_Given task_
Find the lines of data that contain the string "this", then list them.

_Material to process_
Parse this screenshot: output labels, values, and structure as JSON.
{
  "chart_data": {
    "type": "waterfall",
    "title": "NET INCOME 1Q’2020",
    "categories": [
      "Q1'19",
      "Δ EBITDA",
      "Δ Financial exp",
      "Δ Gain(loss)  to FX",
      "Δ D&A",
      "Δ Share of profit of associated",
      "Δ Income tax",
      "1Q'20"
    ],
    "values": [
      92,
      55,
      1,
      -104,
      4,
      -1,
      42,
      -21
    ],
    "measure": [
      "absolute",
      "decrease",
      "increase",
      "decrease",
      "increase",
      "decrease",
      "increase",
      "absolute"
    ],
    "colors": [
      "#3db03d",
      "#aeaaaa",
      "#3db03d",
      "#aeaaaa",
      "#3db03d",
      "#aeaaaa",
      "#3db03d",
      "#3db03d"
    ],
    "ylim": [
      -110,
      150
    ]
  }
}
---
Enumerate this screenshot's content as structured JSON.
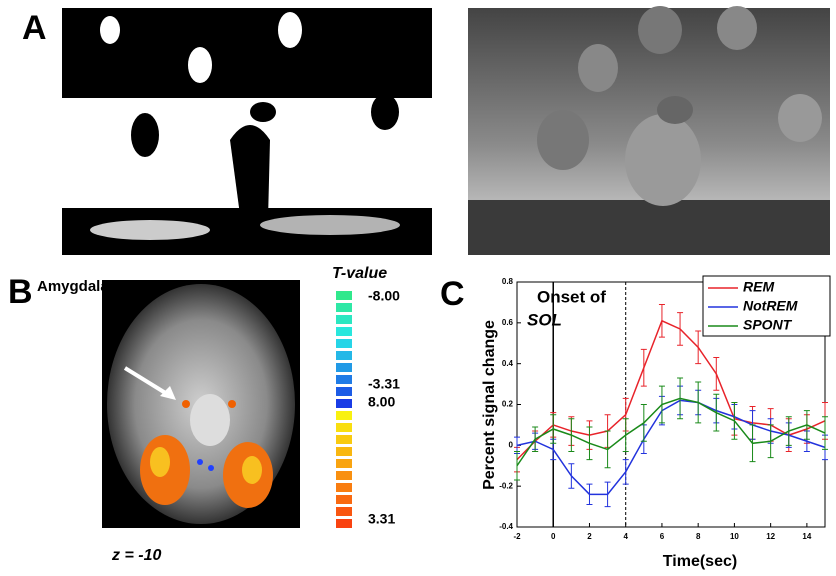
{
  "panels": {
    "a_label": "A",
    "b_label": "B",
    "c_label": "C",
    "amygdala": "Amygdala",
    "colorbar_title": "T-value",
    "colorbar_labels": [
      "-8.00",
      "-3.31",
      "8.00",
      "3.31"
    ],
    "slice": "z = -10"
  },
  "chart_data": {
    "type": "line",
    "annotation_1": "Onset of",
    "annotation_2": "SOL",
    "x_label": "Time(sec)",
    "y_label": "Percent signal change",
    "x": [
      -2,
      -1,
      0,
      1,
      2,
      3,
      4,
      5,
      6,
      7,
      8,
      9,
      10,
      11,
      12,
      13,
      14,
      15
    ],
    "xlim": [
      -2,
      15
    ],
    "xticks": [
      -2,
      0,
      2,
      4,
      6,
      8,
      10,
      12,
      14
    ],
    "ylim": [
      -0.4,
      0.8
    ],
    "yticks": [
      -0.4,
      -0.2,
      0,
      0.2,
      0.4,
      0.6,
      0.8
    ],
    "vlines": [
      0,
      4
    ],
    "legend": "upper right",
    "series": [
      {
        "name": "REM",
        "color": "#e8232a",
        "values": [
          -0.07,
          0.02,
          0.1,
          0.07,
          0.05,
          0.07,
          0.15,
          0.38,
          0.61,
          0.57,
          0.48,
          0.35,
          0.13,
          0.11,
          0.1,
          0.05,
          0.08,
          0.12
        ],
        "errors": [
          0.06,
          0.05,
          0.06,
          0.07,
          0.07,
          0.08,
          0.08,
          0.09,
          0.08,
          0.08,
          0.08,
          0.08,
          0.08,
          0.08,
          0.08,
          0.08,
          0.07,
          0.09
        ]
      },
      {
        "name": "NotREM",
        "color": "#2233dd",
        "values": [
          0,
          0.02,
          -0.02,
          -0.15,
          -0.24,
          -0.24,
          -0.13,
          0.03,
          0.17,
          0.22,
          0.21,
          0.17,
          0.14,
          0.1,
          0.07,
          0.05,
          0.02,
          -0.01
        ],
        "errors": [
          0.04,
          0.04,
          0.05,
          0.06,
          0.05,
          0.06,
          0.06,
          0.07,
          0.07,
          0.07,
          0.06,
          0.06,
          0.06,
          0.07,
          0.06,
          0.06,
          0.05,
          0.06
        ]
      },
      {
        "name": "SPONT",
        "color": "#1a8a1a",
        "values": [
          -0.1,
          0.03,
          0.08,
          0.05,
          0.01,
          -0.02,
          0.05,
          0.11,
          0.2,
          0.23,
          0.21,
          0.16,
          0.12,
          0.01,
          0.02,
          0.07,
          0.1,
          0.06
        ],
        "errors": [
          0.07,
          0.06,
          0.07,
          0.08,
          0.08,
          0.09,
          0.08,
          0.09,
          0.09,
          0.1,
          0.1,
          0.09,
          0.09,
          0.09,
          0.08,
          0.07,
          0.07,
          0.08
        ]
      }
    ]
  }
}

_Task solution_
Parse this screenshot: output labels, values, and structure as JSON.
Enumerate this screenshot's content as structured JSON.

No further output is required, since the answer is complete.